__TASK TO COMPLETE__. Retype the material word for word.

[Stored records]
::::::

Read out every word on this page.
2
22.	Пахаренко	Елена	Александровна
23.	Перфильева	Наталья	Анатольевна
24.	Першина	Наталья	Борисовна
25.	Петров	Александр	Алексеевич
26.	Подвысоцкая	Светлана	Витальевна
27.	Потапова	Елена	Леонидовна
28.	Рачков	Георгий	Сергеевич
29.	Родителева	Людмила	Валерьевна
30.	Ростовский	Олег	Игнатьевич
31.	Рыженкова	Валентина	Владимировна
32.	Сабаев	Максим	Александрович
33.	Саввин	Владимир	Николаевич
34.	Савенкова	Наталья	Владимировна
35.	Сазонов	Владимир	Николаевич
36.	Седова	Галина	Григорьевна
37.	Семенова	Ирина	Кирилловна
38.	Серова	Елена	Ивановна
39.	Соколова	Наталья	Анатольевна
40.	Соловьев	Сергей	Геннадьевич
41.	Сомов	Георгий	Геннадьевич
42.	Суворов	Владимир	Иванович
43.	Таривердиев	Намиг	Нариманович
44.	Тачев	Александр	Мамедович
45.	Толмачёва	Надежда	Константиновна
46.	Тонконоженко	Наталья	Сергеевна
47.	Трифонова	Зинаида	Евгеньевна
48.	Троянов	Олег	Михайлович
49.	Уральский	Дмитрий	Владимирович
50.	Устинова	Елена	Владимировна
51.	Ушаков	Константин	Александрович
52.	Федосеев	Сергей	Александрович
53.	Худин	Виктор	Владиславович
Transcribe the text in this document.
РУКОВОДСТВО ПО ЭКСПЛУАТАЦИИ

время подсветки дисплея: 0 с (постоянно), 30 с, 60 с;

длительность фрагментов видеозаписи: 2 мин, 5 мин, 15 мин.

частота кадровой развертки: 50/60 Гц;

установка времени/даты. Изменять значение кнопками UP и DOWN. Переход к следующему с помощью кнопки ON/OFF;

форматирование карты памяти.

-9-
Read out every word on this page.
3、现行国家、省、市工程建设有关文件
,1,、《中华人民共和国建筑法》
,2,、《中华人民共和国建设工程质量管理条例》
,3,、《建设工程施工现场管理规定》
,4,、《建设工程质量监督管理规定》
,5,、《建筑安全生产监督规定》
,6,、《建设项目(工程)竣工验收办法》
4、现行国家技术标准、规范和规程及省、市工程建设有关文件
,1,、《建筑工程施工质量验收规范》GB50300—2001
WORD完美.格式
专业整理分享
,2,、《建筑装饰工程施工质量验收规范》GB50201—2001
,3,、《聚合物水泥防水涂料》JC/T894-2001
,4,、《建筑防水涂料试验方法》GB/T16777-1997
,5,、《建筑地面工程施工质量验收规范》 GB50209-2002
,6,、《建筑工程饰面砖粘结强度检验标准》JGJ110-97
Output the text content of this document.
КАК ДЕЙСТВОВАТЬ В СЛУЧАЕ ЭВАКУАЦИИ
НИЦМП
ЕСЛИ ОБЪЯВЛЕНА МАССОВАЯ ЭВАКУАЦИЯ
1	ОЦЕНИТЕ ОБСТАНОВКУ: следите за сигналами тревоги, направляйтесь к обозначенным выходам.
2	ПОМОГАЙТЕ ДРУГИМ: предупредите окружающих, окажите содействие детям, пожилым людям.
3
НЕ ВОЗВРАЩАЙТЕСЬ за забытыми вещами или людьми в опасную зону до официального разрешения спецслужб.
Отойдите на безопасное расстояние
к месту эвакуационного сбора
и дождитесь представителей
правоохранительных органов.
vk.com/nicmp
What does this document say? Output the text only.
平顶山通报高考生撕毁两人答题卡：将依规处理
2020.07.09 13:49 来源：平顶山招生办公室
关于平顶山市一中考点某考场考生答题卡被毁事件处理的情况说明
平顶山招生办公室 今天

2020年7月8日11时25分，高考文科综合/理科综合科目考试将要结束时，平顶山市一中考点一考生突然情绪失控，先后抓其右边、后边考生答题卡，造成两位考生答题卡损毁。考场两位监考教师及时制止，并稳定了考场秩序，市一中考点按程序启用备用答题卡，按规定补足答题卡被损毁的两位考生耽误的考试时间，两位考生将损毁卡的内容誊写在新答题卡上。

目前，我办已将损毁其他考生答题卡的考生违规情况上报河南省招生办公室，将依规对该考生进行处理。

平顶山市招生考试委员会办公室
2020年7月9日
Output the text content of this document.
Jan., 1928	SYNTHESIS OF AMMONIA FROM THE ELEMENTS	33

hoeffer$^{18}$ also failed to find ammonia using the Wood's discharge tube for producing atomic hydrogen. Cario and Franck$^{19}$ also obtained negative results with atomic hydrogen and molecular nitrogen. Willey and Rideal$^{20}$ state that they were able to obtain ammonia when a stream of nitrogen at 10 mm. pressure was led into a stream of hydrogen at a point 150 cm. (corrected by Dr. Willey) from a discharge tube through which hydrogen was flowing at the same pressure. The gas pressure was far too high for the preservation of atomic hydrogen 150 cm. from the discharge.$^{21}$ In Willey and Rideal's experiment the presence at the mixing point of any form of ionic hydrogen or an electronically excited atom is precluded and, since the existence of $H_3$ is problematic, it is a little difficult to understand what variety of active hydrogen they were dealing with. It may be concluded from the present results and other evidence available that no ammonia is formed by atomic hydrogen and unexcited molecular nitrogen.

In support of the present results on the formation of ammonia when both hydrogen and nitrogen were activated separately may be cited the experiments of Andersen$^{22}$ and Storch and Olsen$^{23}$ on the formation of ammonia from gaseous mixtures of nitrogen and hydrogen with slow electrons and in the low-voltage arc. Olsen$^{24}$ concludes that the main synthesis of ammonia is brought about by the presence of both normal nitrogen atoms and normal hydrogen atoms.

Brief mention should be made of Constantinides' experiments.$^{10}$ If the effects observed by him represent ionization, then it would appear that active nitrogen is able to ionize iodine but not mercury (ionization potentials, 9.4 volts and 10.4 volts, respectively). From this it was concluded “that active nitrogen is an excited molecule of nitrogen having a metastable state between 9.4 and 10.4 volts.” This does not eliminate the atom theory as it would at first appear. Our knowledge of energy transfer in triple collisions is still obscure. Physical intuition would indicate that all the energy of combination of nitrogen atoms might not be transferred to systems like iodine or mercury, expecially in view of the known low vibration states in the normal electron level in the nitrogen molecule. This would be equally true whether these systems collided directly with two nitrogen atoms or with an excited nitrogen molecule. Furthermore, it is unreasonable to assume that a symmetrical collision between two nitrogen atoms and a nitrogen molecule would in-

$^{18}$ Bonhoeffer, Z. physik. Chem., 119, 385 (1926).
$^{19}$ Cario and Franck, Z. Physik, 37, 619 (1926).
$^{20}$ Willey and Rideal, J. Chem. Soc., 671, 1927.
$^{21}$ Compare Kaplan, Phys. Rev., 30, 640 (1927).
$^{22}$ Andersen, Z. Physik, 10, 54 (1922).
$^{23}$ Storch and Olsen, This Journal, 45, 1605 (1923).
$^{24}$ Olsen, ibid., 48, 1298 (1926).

::::::

__FINISHED ANSWER__.
Read out every word on this page.
2
22.	Пахаренко	Елена	Александровна
23.	Перфильева	Наталья	Анатольевна
24.	Першина	Наталья	Борисовна
25.	Петров	Александр	Алексеевич
26.	Подвысоцкая	Светлана	Витальевна
27.	Потапова	Елена	Леонидовна
28.	Рачков	Георгий	Сергеевич
29.	Родителева	Людмила	Валерьевна
30.	Ростовский	Олег	Игнатьевич
31.	Рыженкова	Валентина	Владимировна
32.	Сабаев	Максим	Александрович
33.	Саввин	Владимир	Николаевич
34.	Савенкова	Наталья	Владимировна
35.	Сазонов	Владимир	Николаевич
36.	Седова	Галина	Григорьевна
37.	Семенова	Ирина	Кирилловна
38.	Серова	Елена	Ивановна
39.	Соколова	Наталья	Анатольевна
40.	Соловьев	Сергей	Геннадьевич
41.	Сомов	Георгий	Геннадьевич
42.	Суворов	Владимир	Иванович
43.	Таривердиев	Намиг	Нариманович
44.	Тачев	Александр	Мамедович
45.	Толмачёва	Надежда	Константиновна
46.	Тонконоженко	Наталья	Сергеевна
47.	Трифонова	Зинаида	Евгеньевна
48.	Троянов	Олег	Михайлович
49.	Уральский	Дмитрий	Владимирович
50.	Устинова	Елена	Владимировна
51.	Ушаков	Константин	Александрович
52.	Федосеев	Сергей	Александрович
53.	Худин	Виктор	Владиславович
Transcribe the text in this document.
РУКОВОДСТВО ПО ЭКСПЛУАТАЦИИ

время подсветки дисплея: 0 с (постоянно), 30 с, 60 с;

длительность фрагментов видеозаписи: 2 мин, 5 мин, 15 мин.

частота кадровой развертки: 50/60 Гц;

установка времени/даты. Изменять значение кнопками UP и DOWN. Переход к следующему с помощью кнопки ON/OFF;

форматирование карты памяти.

-9-
Read out every word on this page.
3、现行国家、省、市工程建设有关文件
,1,、《中华人民共和国建筑法》
,2,、《中华人民共和国建设工程质量管理条例》
,3,、《建设工程施工现场管理规定》
,4,、《建设工程质量监督管理规定》
,5,、《建筑安全生产监督规定》
,6,、《建设项目(工程)竣工验收办法》
4、现行国家技术标准、规范和规程及省、市工程建设有关文件
,1,、《建筑工程施工质量验收规范》GB50300—2001
WORD完美.格式
专业整理分享
,2,、《建筑装饰工程施工质量验收规范》GB50201—2001
,3,、《聚合物水泥防水涂料》JC/T894-2001
,4,、《建筑防水涂料试验方法》GB/T16777-1997
,5,、《建筑地面工程施工质量验收规范》 GB50209-2002
,6,、《建筑工程饰面砖粘结强度检验标准》JGJ110-97
Output the text content of this document.
КАК ДЕЙСТВОВАТЬ В СЛУЧАЕ ЭВАКУАЦИИ
НИЦМП
ЕСЛИ ОБЪЯВЛЕНА МАССОВАЯ ЭВАКУАЦИЯ
1	ОЦЕНИТЕ ОБСТАНОВКУ: следите за сигналами тревоги, направляйтесь к обозначенным выходам.
2	ПОМОГАЙТЕ ДРУГИМ: предупредите окружающих, окажите содействие детям, пожилым людям.
3
НЕ ВОЗВРАЩАЙТЕСЬ за забытыми вещами или людьми в опасную зону до официального разрешения спецслужб.
Отойдите на безопасное расстояние
к месту эвакуационного сбора
и дождитесь представителей
правоохранительных органов.
vk.com/nicmp
What does this document say? Output the text only.
平顶山通报高考生撕毁两人答题卡：将依规处理
2020.07.09 13:49 来源：平顶山招生办公室
关于平顶山市一中考点某考场考生答题卡被毁事件处理的情况说明
平顶山招生办公室 今天

2020年7月8日11时25分，高考文科综合/理科综合科目考试将要结束时，平顶山市一中考点一考生突然情绪失控，先后抓其右边、后边考生答题卡，造成两位考生答题卡损毁。考场两位监考教师及时制止，并稳定了考场秩序，市一中考点按程序启用备用答题卡，按规定补足答题卡被损毁的两位考生耽误的考试时间，两位考生将损毁卡的内容誊写在新答题卡上。

目前，我办已将损毁其他考生答题卡的考生违规情况上报河南省招生办公室，将依规对该考生进行处理。

平顶山市招生考试委员会办公室
2020年7月9日
Output the text content of this document.
Jan., 1928	SYNTHESIS OF AMMONIA FROM THE ELEMENTS	33

hoeffer$^{18}$ also failed to find ammonia using the Wood's discharge tube for producing atomic hydrogen. Cario and Franck$^{19}$ also obtained negative results with atomic hydrogen and molecular nitrogen. Willey and Rideal$^{20}$ state that they were able to obtain ammonia when a stream of nitrogen at 10 mm. pressure was led into a stream of hydrogen at a point 150 cm. (corrected by Dr. Willey) from a discharge tube through which hydrogen was flowing at the same pressure. The gas pressure was far too high for the preservation of atomic hydrogen 150 cm. from the discharge.$^{21}$ In Willey and Rideal's experiment the presence at the mixing point of any form of ionic hydrogen or an electronically excited atom is precluded and, since the existence of $H_3$ is problematic, it is a little difficult to understand what variety of active hydrogen they were dealing with. It may be concluded from the present results and other evidence available that no ammonia is formed by atomic hydrogen and unexcited molecular nitrogen.

In support of the present results on the formation of ammonia when both hydrogen and nitrogen were activated separately may be cited the experiments of Andersen$^{22}$ and Storch and Olsen$^{23}$ on the formation of ammonia from gaseous mixtures of nitrogen and hydrogen with slow electrons and in the low-voltage arc. Olsen$^{24}$ concludes that the main synthesis of ammonia is brought about by the presence of both normal nitrogen atoms and normal hydrogen atoms.

Brief mention should be made of Constantinides' experiments.$^{10}$ If the effects observed by him represent ionization, then it would appear that active nitrogen is able to ionize iodine but not mercury (ionization potentials, 9.4 volts and 10.4 volts, respectively). From this it was concluded “that active nitrogen is an excited molecule of nitrogen having a metastable state between 9.4 and 10.4 volts.” This does not eliminate the atom theory as it would at first appear. Our knowledge of energy transfer in triple collisions is still obscure. Physical intuition would indicate that all the energy of combination of nitrogen atoms might not be transferred to systems like iodine or mercury, expecially in view of the known low vibration states in the normal electron level in the nitrogen molecule. This would be equally true whether these systems collided directly with two nitrogen atoms or with an excited nitrogen molecule. Furthermore, it is unreasonable to assume that a symmetrical collision between two nitrogen atoms and a nitrogen molecule would in-

$^{18}$ Bonhoeffer, Z. physik. Chem., 119, 385 (1926).
$^{19}$ Cario and Franck, Z. Physik, 37, 619 (1926).
$^{20}$ Willey and Rideal, J. Chem. Soc., 671, 1927.
$^{21}$ Compare Kaplan, Phys. Rev., 30, 640 (1927).
$^{22}$ Andersen, Z. Physik, 10, 54 (1922).
$^{23}$ Storch and Olsen, This Journal, 45, 1605 (1923).
$^{24}$ Olsen, ibid., 48, 1298 (1926).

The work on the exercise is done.